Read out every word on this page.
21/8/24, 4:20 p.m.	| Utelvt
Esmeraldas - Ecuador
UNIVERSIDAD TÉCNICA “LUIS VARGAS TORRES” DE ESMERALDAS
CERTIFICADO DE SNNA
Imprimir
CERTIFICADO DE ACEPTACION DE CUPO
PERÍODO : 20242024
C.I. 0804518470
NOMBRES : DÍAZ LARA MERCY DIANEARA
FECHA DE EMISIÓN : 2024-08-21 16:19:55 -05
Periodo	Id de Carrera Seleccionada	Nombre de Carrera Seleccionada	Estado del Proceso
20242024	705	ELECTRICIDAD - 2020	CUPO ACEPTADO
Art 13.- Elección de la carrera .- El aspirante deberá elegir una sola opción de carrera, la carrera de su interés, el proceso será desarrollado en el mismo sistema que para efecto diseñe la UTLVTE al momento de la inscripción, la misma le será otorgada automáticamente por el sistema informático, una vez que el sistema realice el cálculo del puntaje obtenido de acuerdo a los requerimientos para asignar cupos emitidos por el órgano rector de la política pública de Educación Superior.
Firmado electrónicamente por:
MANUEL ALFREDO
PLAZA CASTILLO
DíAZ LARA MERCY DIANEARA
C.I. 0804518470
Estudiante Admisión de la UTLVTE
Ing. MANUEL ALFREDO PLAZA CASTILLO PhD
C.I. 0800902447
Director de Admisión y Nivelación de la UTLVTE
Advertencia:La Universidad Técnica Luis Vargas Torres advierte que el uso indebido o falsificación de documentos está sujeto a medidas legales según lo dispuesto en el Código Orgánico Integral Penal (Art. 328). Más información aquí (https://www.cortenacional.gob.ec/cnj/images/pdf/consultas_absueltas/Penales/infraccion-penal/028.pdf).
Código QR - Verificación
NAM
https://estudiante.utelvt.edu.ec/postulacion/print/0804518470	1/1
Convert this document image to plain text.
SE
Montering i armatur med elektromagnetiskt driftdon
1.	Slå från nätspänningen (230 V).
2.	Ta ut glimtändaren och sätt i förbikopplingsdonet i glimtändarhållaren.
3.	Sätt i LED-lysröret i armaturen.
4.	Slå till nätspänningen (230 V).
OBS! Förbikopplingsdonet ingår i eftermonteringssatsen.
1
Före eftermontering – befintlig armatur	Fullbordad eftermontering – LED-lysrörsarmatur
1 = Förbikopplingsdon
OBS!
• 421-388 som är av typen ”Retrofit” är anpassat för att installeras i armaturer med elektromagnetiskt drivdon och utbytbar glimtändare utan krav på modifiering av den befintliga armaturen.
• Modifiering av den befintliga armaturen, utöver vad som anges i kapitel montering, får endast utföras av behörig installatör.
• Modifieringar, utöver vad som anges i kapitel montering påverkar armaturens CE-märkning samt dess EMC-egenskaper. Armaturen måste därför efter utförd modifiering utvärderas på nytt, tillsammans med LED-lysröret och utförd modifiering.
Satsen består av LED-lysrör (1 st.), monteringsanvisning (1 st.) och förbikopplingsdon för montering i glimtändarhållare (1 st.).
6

WHAT IS EXPECTED: Return each line of the data that contains the string "CASTILLO".

RESPONSE:
PLAZA CASTILLO
Ing. MANUEL ALFREDO PLAZA CASTILLO PhD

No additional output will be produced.